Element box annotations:
++++++++

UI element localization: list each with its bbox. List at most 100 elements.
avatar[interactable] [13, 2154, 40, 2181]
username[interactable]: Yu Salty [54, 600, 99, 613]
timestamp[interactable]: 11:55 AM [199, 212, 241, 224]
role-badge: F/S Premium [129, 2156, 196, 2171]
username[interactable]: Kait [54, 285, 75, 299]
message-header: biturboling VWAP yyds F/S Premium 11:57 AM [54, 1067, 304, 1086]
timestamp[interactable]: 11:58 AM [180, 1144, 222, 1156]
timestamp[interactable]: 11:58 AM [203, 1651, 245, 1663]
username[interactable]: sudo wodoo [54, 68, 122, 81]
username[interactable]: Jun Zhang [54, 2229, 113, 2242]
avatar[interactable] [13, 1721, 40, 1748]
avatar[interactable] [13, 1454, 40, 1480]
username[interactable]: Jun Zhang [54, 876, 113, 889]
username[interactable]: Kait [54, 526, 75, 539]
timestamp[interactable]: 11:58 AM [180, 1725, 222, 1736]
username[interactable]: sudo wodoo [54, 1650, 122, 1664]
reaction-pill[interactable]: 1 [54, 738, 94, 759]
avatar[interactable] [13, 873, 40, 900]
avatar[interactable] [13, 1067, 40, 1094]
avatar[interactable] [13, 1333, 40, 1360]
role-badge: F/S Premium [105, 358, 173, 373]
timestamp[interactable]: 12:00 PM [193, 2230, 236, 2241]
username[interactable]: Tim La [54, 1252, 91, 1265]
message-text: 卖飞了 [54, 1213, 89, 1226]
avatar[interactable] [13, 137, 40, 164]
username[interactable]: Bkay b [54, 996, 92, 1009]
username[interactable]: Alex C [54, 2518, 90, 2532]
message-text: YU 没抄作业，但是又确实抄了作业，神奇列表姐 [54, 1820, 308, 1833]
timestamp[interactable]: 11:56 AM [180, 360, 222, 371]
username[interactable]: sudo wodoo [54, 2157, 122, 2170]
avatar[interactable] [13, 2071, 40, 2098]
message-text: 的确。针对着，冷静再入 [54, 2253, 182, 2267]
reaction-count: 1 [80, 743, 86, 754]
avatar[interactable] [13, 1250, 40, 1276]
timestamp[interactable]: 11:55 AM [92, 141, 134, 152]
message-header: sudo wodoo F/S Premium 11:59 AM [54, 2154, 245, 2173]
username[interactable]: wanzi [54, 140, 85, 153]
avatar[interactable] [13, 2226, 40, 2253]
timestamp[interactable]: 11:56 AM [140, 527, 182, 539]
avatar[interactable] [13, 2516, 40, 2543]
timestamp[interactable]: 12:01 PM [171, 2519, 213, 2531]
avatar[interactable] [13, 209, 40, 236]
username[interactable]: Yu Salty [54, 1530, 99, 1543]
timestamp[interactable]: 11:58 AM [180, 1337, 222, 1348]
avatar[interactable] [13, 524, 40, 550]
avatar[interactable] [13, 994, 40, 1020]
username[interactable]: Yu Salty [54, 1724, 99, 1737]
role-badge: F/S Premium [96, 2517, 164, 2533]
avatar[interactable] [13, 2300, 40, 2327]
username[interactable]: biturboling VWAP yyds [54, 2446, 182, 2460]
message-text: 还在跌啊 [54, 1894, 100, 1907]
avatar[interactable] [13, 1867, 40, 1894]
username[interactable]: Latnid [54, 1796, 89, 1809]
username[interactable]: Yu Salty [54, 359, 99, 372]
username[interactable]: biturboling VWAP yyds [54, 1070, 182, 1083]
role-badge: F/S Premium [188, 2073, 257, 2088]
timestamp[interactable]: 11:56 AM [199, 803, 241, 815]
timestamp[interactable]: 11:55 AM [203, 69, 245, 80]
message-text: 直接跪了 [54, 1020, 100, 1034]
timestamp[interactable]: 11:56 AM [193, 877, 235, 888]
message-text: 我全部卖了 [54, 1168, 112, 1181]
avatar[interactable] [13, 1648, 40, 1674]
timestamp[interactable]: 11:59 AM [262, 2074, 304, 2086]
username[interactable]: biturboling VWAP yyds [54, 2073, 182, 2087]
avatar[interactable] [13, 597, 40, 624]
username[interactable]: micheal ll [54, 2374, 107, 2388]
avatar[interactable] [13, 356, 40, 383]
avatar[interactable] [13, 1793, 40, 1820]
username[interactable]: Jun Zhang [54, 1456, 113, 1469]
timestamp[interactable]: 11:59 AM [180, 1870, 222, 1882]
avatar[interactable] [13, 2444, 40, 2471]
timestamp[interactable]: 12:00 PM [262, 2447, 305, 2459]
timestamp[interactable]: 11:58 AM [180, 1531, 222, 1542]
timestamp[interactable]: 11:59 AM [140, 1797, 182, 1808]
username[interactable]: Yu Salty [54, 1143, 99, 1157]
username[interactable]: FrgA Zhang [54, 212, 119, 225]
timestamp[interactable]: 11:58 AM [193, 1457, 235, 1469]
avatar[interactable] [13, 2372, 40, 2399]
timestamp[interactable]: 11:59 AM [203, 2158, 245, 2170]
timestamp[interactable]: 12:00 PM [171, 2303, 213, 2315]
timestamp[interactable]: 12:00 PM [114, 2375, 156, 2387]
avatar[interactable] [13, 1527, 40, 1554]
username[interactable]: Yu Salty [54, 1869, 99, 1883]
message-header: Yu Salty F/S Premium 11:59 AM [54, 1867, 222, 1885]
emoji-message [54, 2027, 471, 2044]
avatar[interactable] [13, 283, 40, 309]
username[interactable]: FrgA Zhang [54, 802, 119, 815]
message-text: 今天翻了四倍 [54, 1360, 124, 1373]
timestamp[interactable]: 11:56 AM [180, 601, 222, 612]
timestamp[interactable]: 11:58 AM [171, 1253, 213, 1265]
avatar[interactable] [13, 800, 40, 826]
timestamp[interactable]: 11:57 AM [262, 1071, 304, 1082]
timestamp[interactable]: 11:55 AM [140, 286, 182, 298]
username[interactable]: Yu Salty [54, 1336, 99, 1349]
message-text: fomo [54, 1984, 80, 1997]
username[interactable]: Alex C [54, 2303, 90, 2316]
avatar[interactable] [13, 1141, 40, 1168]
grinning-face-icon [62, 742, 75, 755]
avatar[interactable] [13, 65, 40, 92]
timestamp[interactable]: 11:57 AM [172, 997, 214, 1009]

++++++++

**Written request**
Rewrite the entries above as a numbered list, leaving out any blank lines.

**Problem solution**
1. UI element localization: list each with its bbox. List at most 100 elements.
2. avatar[interactable] [13, 2154, 40, 2181]
3. username[interactable]: Yu Salty [54, 600, 99, 613]
4. timestamp[interactable]: 11:55 AM [199, 212, 241, 224]
5. role-badge: F/S Premium [129, 2156, 196, 2171]
6. username[interactable]: Kait [54, 285, 75, 299]
7. message-header: biturboling VWAP yyds F/S Premium 11:57 AM [54, 1067, 304, 1086]
8. timestamp[interactable]: 11:58 AM [180, 1144, 222, 1156]
9. timestamp[interactable]: 11:58 AM [203, 1651, 245, 1663]
10. username[interactable]: sudo wodoo [54, 68, 122, 81]
11. username[interactable]: Jun Zhang [54, 2229, 113, 2242]
12. avatar[interactable] [13, 1721, 40, 1748]
13. avatar[interactable] [13, 1454, 40, 1480]
14. username[interactable]: Jun Zhang [54, 876, 113, 889]
15. username[interactable]: Kait [54, 526, 75, 539]
16. timestamp[interactable]: 11:58 AM [180, 1725, 222, 1736]
17. username[interactable]: sudo wodoo [54, 1650, 122, 1664]
18. reaction-pill[interactable]: 1 [54, 738, 94, 759]
19. avatar[interactable] [13, 873, 40, 900]
20. avatar[interactable] [13, 1067, 40, 1094]
21. avatar[interactable] [13, 1333, 40, 1360]
22. role-badge: F/S Premium [105, 358, 173, 373]
23. timestamp[interactable]: 12:00 PM [193, 2230, 236, 2241]
24. username[interactable]: Tim La [54, 1252, 91, 1265]
25. message-text: 卖飞了 [54, 1213, 89, 1226]
26. avatar[interactable] [13, 137, 40, 164]
27. username[interactable]: Bkay b [54, 996, 92, 1009]
28. username[interactable]: Alex C [54, 2518, 90, 2532]
29. message-text: YU 没抄作业，但是又确实抄了作业，神奇列表姐 [54, 1820, 308, 1833]
30. timestamp[interactable]: 11:56 AM [180, 360, 222, 371]
31. username[interactable]: sudo wodoo [54, 2157, 122, 2170]
32. avatar[interactable] [13, 2071, 40, 2098]
33. message-text: 的确。针对着，冷静再入 [54, 2253, 182, 2267]
34. reaction-count: 1 [80, 743, 86, 754]
35. avatar[interactable] [13, 1250, 40, 1276]
36. timestamp[interactable]: 11:55 AM [92, 141, 134, 152]
37. message-header: sudo wodoo F/S Premium 11:59 AM [54, 2154, 245, 2173]
38. username[interactable]: wanzi [54, 140, 85, 153]
39. avatar[interactable] [13, 2226, 40, 2253]
40. timestamp[interactable]: 11:56 AM [140, 527, 182, 539]
41. avatar[interactable] [13, 2516, 40, 2543]
42. timestamp[interactable]: 12:01 PM [171, 2519, 213, 2531]
43. avatar[interactable] [13, 209, 40, 236]
44. username[interactable]: Yu Salty [54, 1530, 99, 1543]
45. timestamp[interactable]: 11:58 AM [180, 1337, 222, 1348]
46. avatar[interactable] [13, 524, 40, 550]
47. avatar[interactable] [13, 994, 40, 1020]
48. username[interactable]: Yu Salty [54, 1724, 99, 1737]
49. role-badge: F/S Premium [96, 2517, 164, 2533]
50. avatar[interactable] [13, 2300, 40, 2327]
51. username[interactable]: biturboling VWAP yyds [54, 2446, 182, 2460]
52. message-text: 还在跌啊 [54, 1894, 100, 1907]
53. avatar[interactable] [13, 1867, 40, 1894]
54. username[interactable]: Latnid [54, 1796, 89, 1809]
55. username[interactable]: Yu Salty [54, 359, 99, 372]
56. username[interactable]: biturboling VWAP yyds [54, 1070, 182, 1083]
57. role-badge: F/S Premium [188, 2073, 257, 2088]
58. timestamp[interactable]: 11:56 AM [199, 803, 241, 815]
59. timestamp[interactable]: 11:55 AM [203, 69, 245, 80]
60. message-text: 直接跪了 [54, 1020, 100, 1034]
61. timestamp[interactable]: 11:56 AM [193, 877, 235, 888]
62. message-text: 我全部卖了 [54, 1168, 112, 1181]
63. avatar[interactable] [13, 1648, 40, 1674]
64. timestamp[interactable]: 11:59 AM [262, 2074, 304, 2086]
65. username[interactable]: biturboling VWAP yyds [54, 2073, 182, 2087]
66. avatar[interactable] [13, 597, 40, 624]
67. username[interactable]: micheal ll [54, 2374, 107, 2388]
68. avatar[interactable] [13, 356, 40, 383]
69. avatar[interactable] [13, 1793, 40, 1820]
70. username[interactable]: Jun Zhang [54, 1456, 113, 1469]
71. timestamp[interactable]: 11:59 AM [180, 1870, 222, 1882]
72. avatar[interactable] [13, 2444, 40, 2471]
73. timestamp[interactable]: 12:00 PM [262, 2447, 305, 2459]
74. timestamp[interactable]: 11:58 AM [180, 1531, 222, 1542]
75. timestamp[interactable]: 11:59 AM [140, 1797, 182, 1808]
76. username[interactable]: Yu Salty [54, 1143, 99, 1157]
77. username[interactable]: FrgA Zhang [54, 212, 119, 225]
78. timestamp[interactable]: 11:58 AM [193, 1457, 235, 1469]
79. avatar[interactable] [13, 2372, 40, 2399]
80. timestamp[interactable]: 11:59 AM [203, 2158, 245, 2170]
81. timestamp[interactable]: 12:00 PM [171, 2303, 213, 2315]
82. timestamp[interactable]: 12:00 PM [114, 2375, 156, 2387]
83. avatar[interactable] [13, 1527, 40, 1554]
84. username[interactable]: Yu Salty [54, 1869, 99, 1883]
85. message-header: Yu Salty F/S Premium 11:59 AM [54, 1867, 222, 1885]
86. emoji-message [54, 2027, 471, 2044]
87. avatar[interactable] [13, 283, 40, 309]
88. username[interactable]: FrgA Zhang [54, 802, 119, 815]
89. message-text: 今天翻了四倍 [54, 1360, 124, 1373]
90. timestamp[interactable]: 11:56 AM [180, 601, 222, 612]
91. timestamp[interactable]: 11:58 AM [171, 1253, 213, 1265]
92. avatar[interactable] [13, 800, 40, 826]
93. timestamp[interactable]: 11:57 AM [262, 1071, 304, 1082]
94. timestamp[interactable]: 11:55 AM [140, 286, 182, 298]
95. username[interactable]: Yu Salty [54, 1336, 99, 1349]
96. message-text: fomo [54, 1984, 80, 1997]
97. username[interactable]: Alex C [54, 2303, 90, 2316]
98. avatar[interactable] [13, 1141, 40, 1168]
99. grinning-face-icon [62, 742, 75, 755]
100. avatar[interactable] [13, 65, 40, 92]
101. timestamp[interactable]: 11:57 AM [172, 997, 214, 1009]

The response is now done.